* START PAGE EXTRACT *

Non-Measurable Sets

Probability and measure theory relies on the concept of measurable sets. On the real numbers , in particular, there are several different sigma-algebras which are commonly used, and a set is said to be measurable if it lies in the one under consideration. Probabilities and measures are only defined for events lying in a specific sigma-algebra, so it is essential to know if sets are measurable. Fortunately, most simply constructed events will indeed be measurable, but this is not always the case. In fact, once we start working with more complex setups, such as continuous-time stochastic processes observed at random times, non-measurable sets occur more commonly than might be expected. To avoid such issues, it is usual to enlarge the underlying sigma-algebra defining a probability space as much as possible.

The Borel sets form the smallest sigma-algebra containing the open sets or, equivalently, containing all intervals. This is denoted as {\mathcal B({\mathbb R})}, which I will also shorten to {\mathcal B}. An explicit construction of a non-Borel set was given by Lusin in 1927. Every irrational real number can be expressed uniquely as a continued fraction

\displaystyle x = a_0 + \cfrac{1}{a_1 + \cfrac{1}{a_2 + \cfrac{1}{a_3 + \cfrac{1}{\ddots\,}}}}

where a0 is an integer and ai are positive integers for i ≥ 1. Lusin considered the set of irrationals whose continued fraction coefficients contain a subsequence ak1, ak2, … such that each term is a divisor of the subsequent term.

* END PAGE EXTRACT *
* START DATA ROWS *

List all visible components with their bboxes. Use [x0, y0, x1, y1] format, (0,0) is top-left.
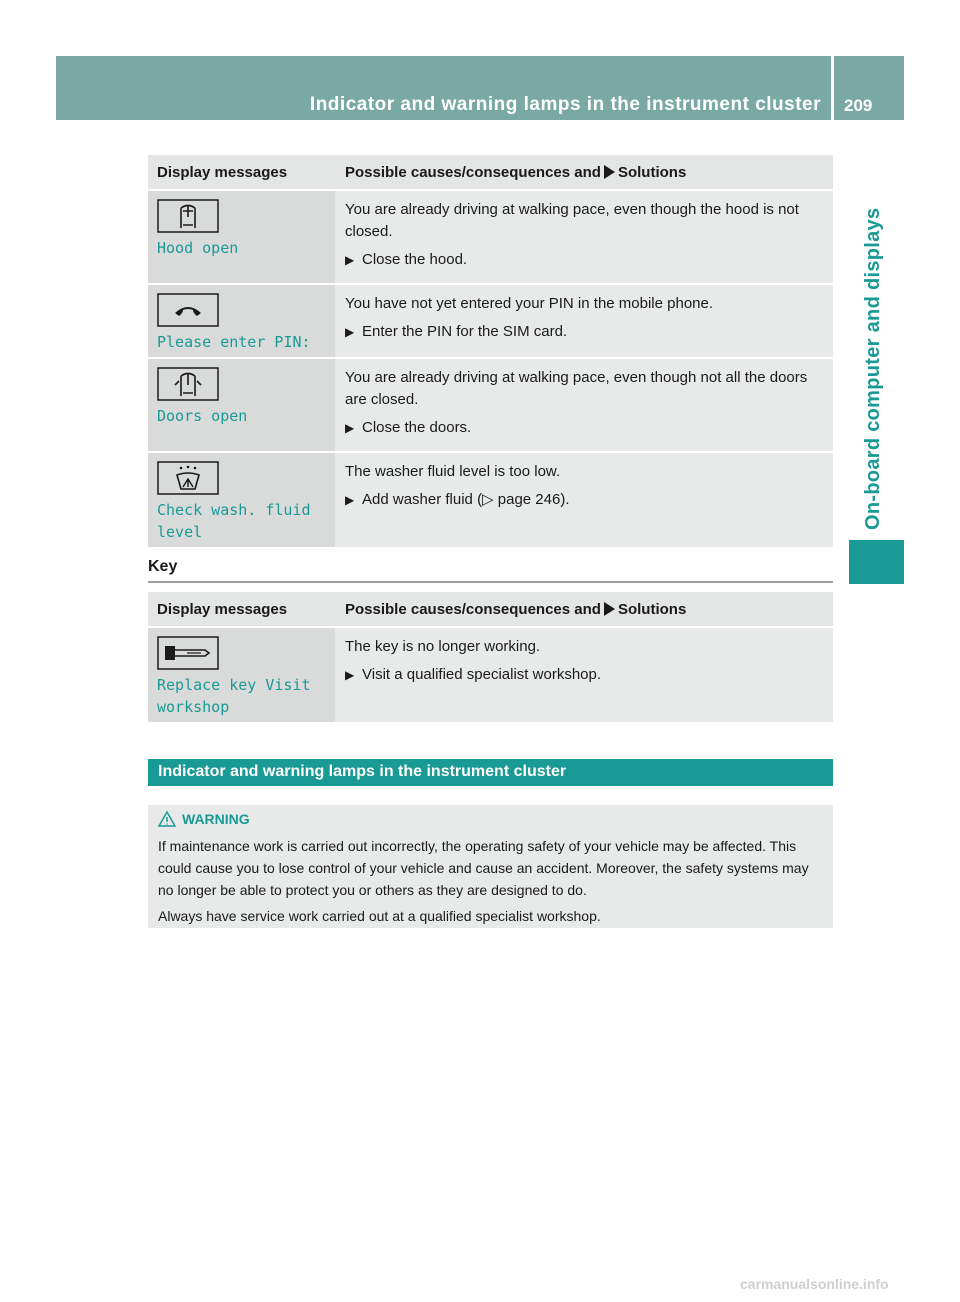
- display-message-text-line1: Check wash. fluid: [157, 501, 311, 519]
- display-messages-table: [148, 155, 833, 549]
- column-header-display: Display messages: [148, 155, 335, 190]
- step-arrow-icon: ▶: [345, 668, 355, 682]
- warning-label: WARNING: [182, 811, 250, 827]
- solution-step: [345, 664, 825, 686]
- hood-open-icon: [157, 199, 219, 233]
- table-row: [148, 190, 833, 284]
- display-message-text: Please enter PIN:: [157, 333, 311, 351]
- key-section-heading: Key: [148, 558, 178, 575]
- display-message-text: Hood open: [157, 239, 239, 257]
- step-text: Close the hood.: [362, 251, 468, 268]
- column-header-causes: [335, 592, 833, 627]
- watermark-logo: carmanualsonline.info: [740, 1276, 889, 1292]
- key-messages-table: [148, 592, 833, 724]
- warning-box: [148, 805, 833, 928]
- warning-text-2: Always have service work carried out at a qualified specialist workshop.: [158, 908, 601, 924]
- warning-body: [158, 835, 828, 931]
- display-message-text: Doors open: [157, 407, 248, 425]
- cause-text: The key is no longer working.: [345, 638, 541, 655]
- causes-cell: [335, 190, 833, 284]
- solution-step: [345, 417, 825, 439]
- cause-text: You have not yet entered your PIN in the mobile phone.: [345, 295, 714, 312]
- header-page-box: [834, 56, 904, 120]
- table-row: [148, 627, 833, 723]
- step-text: Visit a qualified specialist workshop.: [362, 666, 602, 683]
- section-title-bar: [148, 759, 833, 786]
- step-text: Close the doors.: [362, 419, 472, 436]
- causes-cell: [335, 452, 833, 548]
- cause-text: You are already driving at walking pace, even though not all the doors are closed.: [345, 369, 808, 408]
- key-icon: [157, 636, 219, 670]
- washer-fluid-icon: [157, 461, 219, 495]
- side-tab-marker: [849, 540, 904, 584]
- solution-step: [345, 489, 825, 511]
- step-arrow-icon: ▶: [345, 493, 355, 507]
- display-cell: [148, 452, 335, 548]
- solution-step: [345, 249, 825, 271]
- warning-heading: [158, 811, 250, 827]
- page-number: 209: [844, 96, 873, 115]
- column-header-display: Display messages: [148, 592, 335, 627]
- header-title: Indicator and warning lamps in the instrument cluster: [309, 94, 821, 115]
- display-cell: [148, 190, 335, 284]
- step-arrow-icon: ▶: [345, 253, 355, 267]
- step-arrow-icon: ▶: [345, 421, 355, 435]
- header-bar: [56, 56, 831, 120]
- display-message-text-line1: Replace key Visit: [157, 676, 311, 694]
- display-cell: [148, 358, 335, 452]
- table-row: [148, 358, 833, 452]
- solution-arrow-icon: [604, 165, 615, 179]
- side-tab-label: On-board computer and displays: [862, 207, 884, 530]
- step-text: Add washer fluid (▷ page 246).: [362, 491, 570, 508]
- column-header-solutions-text: Solutions: [617, 600, 687, 618]
- table-header-row: [148, 592, 833, 627]
- display-message-text-line2: level: [157, 523, 203, 541]
- causes-cell: [335, 358, 833, 452]
- key-section-rule: [148, 581, 833, 583]
- step-arrow-icon: ▶: [345, 325, 355, 339]
- solution-step: [345, 321, 825, 343]
- table-header-row: [148, 155, 833, 190]
- solution-arrow-icon: [604, 602, 615, 616]
- display-message-text-line2: workshop: [157, 698, 230, 716]
- column-header-causes: [335, 155, 833, 190]
- section-title: Indicator and warning lamps in the instrument cluster: [158, 763, 567, 780]
- column-header-causes-text: Possible causes/consequences and: [345, 600, 601, 618]
- phone-icon: [157, 293, 219, 327]
- column-header-solutions-text: Solutions: [617, 163, 687, 181]
- display-cell: [148, 627, 335, 723]
- warning-triangle-icon: [158, 811, 176, 827]
- doors-open-icon: [157, 367, 219, 401]
- cause-text: The washer fluid level is too low.: [345, 463, 561, 480]
- causes-cell: [335, 284, 833, 358]
- cause-text: You are already driving at walking pace, even though the hood is not closed.: [345, 201, 799, 240]
- display-cell: [148, 284, 335, 358]
- table-row: [148, 284, 833, 358]
- warning-text-1: If maintenance work is carried out incorrectly, the operating safety of your vehicle may be affected. This could cause you to lose control of your vehicle and cause an accident. Moreover, the safety systems may no longer be able to protect you or others as they are designed to do.: [158, 838, 809, 898]
- table-row: [148, 452, 833, 548]
- step-text: Enter the PIN for the SIM card.: [362, 323, 568, 340]
- causes-cell: [335, 627, 833, 723]
- column-header-causes-text: Possible causes/consequences and: [345, 163, 601, 181]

* END DATA ROWS *

▸ WRITTEN PROBLEM 1
List every coefficient that appears explicitly in the continued fraction formula for x in the text on non-measurable sets.
▸ WRITTEN PROBLEM 2
Carry on the text on non-measurable sets from its last sentence, the one describing Lusin's set of irrationals.

▸ TASK OUTPUT 1
a0, a1, a2, a3

▸ TASK OUTPUT 2
Other examples can be given along similar lines to Lusin’s. Every real number has a binary expansion

\displaystyle x=a_0.a_1a_2a_3\ldots

where a0 is an integer and ai is in {0, 1} for each i ≥ 1. Consider the set of reals having a binary expansion for which there is an infinite sequence of positive integers k1, k2, …, each term strictly dividing the next, such that aki = 1. I will give proofs that these examples are non-Borel in this post.

There is a general method of enlarging sigma-algebras known as the completion. Consider a measure μ defined on a measurable space {(X,\mathcal E)} consisting of sigma-algebra {\mathcal E} on set X. The completion {\mathcal E_\mu} consists of all subsets S ⊆ X which can be sandwiched between sets in {\mathcal E} whose difference has zero measure. That is, A ⊆ S ⊆ B for { A,B\in\mathcal E} with μ(B ∖ A) = 0. It can be shown that {\mathcal E_\mu} is a sigma-algebra containing {\mathcal E}, and μ uniquely extends to a measure on this by taking μ(S) = μ(A) = μ(B) for S, A, B as above.

The Lebesgue measure λ is uniquely defined on the Borel sets by specifiying its value on intervals as λ((a, b)) = b – a. The completion {\mathcal B_\lambda} is the Lebesgue sigma-algebra, which I will denote by {\mathcal L}. Usually, when saying that a subset of the reals is measurable without further qualification, it is understood to mean that it is in {\mathcal L}. The non-Borel set constructed by Lusin can be shown to be measurable (in fact, its complement has zero Lebesgue measure).

While the Lebesgue measure extends uniquely to {\mathcal L}, this is not true for for all measures defined on the Borel sigma-algebra. In particular, it will not be true for singular measures, which assign a positive value to some Lebesgue-null sets. An example is the uniform probability measure (or, Haar measure) on the Cantor middle-thirds set C. This has zero Lebesgue measure, so every subset of C is in {\mathcal L}, but the uniform measure on C cannot be extended uniquely to all subsets. For this reason, universal completions are often used. For a measurable space {(X,\mathcal E)}, the universal completion {\bar{\mathcal E}} consists of the subsets of X which lie in the completion of {\mathcal E} with respect to every possible sigma-finite measure.

\displaystyle \bar{\mathcal E}=\bigcap_\mu\mathcal E_\mu.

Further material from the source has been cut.